§ **STATED EXERCISE**: Look for the word "Predicted" in the entries below, then copy every line that has it.

* Begin GIVEN DATA *

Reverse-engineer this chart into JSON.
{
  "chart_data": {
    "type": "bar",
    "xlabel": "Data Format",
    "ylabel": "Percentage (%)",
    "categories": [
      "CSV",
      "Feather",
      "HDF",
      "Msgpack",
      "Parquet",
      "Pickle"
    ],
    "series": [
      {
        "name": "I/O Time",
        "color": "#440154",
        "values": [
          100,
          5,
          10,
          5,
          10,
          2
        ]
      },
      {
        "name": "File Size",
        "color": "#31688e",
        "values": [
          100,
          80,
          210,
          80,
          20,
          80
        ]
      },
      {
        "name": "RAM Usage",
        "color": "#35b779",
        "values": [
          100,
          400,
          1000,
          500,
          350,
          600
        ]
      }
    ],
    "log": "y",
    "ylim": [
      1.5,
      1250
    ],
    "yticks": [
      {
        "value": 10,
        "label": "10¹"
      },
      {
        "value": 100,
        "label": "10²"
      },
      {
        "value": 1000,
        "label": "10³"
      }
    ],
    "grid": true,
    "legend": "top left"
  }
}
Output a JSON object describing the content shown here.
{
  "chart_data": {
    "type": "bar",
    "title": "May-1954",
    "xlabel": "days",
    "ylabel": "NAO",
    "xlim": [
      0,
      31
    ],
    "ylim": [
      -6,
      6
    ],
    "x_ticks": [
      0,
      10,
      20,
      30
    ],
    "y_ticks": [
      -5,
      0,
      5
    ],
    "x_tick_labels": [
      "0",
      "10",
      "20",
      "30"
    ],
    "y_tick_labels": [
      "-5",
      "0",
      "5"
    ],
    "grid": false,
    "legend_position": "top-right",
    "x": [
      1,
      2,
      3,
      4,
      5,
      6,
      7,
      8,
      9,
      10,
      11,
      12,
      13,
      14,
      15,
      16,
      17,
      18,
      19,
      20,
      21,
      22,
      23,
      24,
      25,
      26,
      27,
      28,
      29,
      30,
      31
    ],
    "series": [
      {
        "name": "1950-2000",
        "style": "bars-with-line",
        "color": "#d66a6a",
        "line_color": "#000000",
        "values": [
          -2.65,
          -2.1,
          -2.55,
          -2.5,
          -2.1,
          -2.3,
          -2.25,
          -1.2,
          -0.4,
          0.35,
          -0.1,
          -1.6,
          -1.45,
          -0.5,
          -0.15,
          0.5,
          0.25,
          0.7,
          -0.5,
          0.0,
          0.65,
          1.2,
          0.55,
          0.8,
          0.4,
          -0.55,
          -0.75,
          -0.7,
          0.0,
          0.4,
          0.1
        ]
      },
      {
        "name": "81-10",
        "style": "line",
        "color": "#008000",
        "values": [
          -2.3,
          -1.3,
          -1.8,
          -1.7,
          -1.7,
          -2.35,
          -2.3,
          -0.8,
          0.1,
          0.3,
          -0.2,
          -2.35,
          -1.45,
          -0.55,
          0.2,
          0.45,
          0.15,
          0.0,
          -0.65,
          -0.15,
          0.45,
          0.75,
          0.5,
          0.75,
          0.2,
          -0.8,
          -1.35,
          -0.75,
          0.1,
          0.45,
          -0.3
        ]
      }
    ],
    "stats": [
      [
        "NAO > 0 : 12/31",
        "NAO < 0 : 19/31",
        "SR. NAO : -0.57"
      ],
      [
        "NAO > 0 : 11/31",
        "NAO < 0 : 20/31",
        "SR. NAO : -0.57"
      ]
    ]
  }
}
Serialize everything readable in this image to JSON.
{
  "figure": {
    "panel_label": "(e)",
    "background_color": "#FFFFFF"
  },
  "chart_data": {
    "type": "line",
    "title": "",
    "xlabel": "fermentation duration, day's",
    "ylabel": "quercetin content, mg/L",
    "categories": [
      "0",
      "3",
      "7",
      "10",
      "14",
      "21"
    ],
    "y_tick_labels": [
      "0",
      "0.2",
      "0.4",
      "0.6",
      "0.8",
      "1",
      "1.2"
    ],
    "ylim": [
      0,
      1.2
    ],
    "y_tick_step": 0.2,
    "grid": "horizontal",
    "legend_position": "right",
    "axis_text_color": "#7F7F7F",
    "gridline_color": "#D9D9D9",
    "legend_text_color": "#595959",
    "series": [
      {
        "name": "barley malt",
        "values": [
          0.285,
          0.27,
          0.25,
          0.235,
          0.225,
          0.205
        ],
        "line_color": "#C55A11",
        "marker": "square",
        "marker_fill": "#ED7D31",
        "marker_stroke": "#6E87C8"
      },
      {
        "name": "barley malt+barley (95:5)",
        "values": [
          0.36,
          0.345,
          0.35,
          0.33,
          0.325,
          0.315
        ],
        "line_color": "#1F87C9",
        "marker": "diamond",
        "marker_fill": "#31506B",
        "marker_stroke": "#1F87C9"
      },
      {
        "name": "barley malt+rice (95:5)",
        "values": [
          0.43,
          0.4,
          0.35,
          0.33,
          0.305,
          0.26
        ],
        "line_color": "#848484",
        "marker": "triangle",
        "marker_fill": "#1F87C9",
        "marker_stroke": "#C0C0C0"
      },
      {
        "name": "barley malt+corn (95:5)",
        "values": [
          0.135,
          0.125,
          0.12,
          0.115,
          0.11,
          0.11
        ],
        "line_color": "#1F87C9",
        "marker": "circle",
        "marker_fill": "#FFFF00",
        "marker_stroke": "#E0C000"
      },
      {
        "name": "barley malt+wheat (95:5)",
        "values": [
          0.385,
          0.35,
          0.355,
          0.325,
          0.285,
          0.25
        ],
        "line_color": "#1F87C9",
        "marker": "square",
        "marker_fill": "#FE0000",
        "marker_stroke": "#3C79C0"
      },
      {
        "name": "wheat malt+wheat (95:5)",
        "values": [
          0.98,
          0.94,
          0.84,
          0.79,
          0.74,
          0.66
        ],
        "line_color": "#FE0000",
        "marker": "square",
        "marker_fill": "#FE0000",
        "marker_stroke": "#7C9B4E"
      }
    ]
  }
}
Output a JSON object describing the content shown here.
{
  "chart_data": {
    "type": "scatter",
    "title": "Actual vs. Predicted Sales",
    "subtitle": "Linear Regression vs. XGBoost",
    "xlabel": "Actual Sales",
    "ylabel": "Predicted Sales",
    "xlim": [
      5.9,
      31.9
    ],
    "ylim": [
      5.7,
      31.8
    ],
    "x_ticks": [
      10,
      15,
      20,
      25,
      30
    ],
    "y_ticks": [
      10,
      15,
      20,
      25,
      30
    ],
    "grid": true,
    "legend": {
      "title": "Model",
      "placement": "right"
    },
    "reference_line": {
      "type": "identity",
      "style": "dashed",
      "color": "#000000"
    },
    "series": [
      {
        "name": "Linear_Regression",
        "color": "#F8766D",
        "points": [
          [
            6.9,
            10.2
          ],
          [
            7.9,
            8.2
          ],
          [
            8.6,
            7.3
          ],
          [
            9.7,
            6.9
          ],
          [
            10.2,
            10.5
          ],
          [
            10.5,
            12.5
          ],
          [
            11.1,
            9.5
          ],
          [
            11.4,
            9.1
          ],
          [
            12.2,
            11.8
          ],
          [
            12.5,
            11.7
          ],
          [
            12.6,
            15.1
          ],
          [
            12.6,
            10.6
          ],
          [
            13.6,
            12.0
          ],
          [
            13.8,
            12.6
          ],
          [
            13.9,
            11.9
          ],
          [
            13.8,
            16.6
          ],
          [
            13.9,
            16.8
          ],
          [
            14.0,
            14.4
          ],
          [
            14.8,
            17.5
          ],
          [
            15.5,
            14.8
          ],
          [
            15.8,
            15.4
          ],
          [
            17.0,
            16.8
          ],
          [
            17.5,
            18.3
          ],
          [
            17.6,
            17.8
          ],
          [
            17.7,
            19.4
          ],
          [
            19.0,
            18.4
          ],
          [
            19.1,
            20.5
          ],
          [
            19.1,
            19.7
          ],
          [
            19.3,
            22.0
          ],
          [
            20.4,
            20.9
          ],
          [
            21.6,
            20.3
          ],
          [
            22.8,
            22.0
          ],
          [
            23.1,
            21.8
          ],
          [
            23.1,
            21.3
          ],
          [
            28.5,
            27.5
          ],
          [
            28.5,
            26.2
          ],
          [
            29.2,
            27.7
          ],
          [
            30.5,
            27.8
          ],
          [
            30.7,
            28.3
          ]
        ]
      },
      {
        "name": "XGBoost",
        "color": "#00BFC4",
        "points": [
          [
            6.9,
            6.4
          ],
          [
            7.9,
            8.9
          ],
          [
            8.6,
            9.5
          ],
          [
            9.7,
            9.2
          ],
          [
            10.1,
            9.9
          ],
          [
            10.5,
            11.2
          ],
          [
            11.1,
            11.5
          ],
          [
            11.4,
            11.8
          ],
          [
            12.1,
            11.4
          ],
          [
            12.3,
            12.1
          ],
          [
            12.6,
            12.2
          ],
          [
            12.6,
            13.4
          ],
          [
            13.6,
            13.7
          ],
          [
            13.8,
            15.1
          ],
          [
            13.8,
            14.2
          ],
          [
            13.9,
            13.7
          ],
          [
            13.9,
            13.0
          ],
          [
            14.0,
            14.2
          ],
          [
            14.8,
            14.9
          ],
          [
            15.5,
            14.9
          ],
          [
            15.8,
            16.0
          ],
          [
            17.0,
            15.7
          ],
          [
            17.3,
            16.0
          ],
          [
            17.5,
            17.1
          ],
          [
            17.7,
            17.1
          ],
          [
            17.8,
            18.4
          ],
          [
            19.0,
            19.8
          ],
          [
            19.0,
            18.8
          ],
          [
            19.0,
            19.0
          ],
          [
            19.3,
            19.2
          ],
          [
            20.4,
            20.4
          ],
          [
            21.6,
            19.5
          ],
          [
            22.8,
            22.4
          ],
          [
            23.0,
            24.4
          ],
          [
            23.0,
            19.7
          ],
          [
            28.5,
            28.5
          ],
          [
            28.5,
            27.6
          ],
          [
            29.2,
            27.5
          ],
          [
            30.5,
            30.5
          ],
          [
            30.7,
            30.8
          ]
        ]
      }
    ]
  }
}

* End GIVEN DATA *

§ **THE ANSWER**:
    "title": "Actual vs. Predicted Sales",
    "ylabel": "Predicted Sales",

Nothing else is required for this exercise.